| WORK TO BE COMPLETED |
Check each line of the listing for the word "watermark" and report how many lines contain it, giving nothing but the number.

+ + + +

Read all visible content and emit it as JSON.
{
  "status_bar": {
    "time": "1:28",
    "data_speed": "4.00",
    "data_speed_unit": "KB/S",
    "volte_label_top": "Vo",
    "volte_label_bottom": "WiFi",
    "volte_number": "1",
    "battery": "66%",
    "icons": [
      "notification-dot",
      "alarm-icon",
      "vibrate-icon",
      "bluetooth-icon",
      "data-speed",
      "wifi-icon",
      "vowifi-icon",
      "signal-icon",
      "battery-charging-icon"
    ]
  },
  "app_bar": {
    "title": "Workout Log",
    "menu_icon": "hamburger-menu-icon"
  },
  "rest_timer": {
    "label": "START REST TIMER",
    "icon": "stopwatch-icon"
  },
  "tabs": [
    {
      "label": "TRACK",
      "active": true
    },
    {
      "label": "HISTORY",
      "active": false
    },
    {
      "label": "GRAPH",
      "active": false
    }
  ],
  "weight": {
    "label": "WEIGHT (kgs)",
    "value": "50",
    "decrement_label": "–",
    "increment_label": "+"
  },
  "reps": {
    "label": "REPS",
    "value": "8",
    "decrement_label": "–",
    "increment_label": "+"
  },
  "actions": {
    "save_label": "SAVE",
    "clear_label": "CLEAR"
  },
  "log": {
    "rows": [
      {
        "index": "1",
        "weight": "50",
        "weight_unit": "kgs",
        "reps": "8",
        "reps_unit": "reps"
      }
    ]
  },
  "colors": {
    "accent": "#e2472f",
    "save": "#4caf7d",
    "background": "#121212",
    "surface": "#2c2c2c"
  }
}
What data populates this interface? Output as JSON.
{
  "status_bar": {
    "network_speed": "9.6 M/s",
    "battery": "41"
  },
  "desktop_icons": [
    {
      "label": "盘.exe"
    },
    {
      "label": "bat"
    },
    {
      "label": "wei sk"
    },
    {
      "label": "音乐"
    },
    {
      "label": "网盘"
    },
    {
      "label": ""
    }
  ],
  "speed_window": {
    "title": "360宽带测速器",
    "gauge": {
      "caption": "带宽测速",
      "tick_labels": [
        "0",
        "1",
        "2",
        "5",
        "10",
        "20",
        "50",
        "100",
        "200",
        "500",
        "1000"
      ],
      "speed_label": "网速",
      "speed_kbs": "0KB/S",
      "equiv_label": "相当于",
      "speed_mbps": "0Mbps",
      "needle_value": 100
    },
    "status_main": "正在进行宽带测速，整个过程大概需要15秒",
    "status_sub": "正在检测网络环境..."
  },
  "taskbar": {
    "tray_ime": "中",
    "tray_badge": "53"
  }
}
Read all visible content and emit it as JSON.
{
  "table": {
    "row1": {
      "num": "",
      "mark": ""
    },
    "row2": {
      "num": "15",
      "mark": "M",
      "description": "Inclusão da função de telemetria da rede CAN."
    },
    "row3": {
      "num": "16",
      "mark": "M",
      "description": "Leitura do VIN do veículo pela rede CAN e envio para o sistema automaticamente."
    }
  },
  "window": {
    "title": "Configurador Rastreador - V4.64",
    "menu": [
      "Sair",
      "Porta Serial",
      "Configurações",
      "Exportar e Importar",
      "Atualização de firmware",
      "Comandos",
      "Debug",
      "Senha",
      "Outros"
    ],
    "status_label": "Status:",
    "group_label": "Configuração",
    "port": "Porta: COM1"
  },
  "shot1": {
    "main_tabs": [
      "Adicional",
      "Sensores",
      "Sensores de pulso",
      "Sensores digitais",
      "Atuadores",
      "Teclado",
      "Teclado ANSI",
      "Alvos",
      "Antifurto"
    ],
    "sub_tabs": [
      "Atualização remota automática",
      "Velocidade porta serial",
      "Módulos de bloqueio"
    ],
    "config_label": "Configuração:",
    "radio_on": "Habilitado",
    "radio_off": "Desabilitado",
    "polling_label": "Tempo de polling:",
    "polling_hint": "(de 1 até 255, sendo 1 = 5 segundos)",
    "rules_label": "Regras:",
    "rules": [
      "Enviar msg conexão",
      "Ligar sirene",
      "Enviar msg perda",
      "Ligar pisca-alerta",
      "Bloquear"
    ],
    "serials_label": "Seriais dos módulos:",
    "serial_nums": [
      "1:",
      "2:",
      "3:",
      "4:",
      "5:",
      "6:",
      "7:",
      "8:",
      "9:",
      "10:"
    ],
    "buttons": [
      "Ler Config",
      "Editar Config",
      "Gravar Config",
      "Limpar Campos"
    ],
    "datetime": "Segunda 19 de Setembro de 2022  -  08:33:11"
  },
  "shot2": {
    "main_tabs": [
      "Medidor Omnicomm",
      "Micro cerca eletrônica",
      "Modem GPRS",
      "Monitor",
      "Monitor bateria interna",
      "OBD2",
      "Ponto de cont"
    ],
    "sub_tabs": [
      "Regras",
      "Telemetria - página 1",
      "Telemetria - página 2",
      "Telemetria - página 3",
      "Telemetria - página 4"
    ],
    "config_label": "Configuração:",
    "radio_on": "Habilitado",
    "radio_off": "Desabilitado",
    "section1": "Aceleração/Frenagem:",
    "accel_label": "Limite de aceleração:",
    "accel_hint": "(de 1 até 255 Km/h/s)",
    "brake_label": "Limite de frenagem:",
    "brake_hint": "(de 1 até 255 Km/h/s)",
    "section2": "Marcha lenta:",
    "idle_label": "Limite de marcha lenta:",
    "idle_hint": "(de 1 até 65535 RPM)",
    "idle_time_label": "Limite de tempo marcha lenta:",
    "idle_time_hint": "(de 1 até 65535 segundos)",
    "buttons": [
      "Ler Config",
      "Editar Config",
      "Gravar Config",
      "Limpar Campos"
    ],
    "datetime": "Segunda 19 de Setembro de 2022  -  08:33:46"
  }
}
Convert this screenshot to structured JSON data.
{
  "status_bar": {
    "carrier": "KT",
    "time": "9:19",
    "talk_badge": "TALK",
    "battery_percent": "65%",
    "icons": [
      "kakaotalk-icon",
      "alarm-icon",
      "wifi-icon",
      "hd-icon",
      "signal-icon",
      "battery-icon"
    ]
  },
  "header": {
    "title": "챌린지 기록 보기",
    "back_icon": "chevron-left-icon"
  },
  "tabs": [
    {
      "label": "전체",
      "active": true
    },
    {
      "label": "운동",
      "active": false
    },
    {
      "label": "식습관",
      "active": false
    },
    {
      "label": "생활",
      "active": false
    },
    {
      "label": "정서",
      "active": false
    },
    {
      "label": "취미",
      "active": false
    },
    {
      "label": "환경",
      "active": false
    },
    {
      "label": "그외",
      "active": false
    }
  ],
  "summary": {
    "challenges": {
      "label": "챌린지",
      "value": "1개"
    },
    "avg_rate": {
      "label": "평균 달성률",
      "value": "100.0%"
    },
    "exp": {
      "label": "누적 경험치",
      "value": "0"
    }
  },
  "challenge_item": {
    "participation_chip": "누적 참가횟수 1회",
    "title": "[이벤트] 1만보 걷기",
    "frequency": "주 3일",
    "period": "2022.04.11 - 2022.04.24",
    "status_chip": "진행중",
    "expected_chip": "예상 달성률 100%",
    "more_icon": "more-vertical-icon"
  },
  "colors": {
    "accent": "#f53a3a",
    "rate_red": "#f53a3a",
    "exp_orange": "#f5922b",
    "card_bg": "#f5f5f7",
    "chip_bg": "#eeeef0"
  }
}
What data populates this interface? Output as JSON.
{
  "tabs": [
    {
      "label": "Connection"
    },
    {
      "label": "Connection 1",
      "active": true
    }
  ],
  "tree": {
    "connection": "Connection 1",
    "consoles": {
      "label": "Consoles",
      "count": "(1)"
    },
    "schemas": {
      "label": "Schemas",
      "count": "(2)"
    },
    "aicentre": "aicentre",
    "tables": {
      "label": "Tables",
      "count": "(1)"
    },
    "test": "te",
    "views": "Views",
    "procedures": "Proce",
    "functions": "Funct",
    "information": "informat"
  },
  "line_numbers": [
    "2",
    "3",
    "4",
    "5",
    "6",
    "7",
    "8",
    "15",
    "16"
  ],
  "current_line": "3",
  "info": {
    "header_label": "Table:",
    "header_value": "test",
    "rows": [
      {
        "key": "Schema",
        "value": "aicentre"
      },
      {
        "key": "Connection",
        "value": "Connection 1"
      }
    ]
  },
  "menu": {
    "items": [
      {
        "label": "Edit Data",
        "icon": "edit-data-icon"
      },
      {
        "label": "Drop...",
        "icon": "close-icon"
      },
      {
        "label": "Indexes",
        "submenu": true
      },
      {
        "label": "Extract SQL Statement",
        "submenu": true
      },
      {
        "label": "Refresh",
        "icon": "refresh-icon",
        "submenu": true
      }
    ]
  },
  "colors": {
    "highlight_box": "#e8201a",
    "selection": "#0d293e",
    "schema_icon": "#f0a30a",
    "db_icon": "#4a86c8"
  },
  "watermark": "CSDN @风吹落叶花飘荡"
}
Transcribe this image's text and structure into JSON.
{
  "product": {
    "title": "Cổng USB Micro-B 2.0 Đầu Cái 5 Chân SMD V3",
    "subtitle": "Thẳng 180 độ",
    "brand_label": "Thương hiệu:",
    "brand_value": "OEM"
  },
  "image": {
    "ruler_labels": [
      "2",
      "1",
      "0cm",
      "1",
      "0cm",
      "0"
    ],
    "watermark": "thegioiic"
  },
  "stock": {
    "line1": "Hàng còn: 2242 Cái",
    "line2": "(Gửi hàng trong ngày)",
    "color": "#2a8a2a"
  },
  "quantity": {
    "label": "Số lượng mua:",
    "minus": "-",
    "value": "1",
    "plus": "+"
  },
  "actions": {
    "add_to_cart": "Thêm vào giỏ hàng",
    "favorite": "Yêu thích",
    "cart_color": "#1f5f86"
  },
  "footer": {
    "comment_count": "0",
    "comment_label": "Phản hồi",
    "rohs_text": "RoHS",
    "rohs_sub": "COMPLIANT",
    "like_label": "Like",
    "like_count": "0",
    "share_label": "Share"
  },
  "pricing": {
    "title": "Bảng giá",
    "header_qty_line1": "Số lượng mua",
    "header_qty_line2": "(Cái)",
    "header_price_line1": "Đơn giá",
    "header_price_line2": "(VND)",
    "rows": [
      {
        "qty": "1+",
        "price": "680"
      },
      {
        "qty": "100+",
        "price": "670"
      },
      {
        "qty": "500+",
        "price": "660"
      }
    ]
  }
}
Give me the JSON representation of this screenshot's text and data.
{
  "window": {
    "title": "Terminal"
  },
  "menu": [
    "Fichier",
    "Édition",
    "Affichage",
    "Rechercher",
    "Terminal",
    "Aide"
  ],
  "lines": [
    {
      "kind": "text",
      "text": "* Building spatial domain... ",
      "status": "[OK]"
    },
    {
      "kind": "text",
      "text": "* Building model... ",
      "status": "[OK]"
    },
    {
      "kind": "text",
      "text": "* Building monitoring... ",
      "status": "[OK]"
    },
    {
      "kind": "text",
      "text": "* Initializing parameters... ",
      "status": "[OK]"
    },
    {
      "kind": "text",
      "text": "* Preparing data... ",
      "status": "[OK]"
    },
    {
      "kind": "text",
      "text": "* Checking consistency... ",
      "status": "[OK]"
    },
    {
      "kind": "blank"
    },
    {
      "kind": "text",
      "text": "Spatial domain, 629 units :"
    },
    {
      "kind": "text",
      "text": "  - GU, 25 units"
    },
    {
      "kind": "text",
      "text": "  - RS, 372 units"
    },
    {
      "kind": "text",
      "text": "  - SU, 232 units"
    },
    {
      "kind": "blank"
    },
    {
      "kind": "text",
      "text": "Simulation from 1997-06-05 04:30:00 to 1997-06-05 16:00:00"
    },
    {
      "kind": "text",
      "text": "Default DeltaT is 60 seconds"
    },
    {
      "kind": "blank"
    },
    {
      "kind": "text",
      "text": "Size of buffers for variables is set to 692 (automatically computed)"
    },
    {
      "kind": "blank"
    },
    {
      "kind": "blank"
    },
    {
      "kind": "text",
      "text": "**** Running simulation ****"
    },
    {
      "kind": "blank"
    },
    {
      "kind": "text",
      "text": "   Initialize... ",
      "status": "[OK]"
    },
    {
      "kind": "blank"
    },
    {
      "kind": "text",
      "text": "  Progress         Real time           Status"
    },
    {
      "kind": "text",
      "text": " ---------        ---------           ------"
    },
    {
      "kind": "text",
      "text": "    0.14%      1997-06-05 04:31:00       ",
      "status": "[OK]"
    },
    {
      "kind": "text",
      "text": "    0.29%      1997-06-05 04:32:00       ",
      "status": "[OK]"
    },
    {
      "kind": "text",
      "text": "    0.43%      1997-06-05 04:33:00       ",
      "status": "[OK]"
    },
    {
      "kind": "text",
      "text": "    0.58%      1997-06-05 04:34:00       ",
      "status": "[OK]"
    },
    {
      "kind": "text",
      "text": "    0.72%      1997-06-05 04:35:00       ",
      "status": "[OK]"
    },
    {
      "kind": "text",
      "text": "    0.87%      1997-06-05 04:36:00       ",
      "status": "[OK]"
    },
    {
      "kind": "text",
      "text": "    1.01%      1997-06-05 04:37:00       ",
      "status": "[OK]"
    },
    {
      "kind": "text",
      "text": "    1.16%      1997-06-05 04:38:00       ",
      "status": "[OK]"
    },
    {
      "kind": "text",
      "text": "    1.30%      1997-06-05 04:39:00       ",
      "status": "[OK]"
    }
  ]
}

+ + + +

| ANSWER TO THIS TASK |
2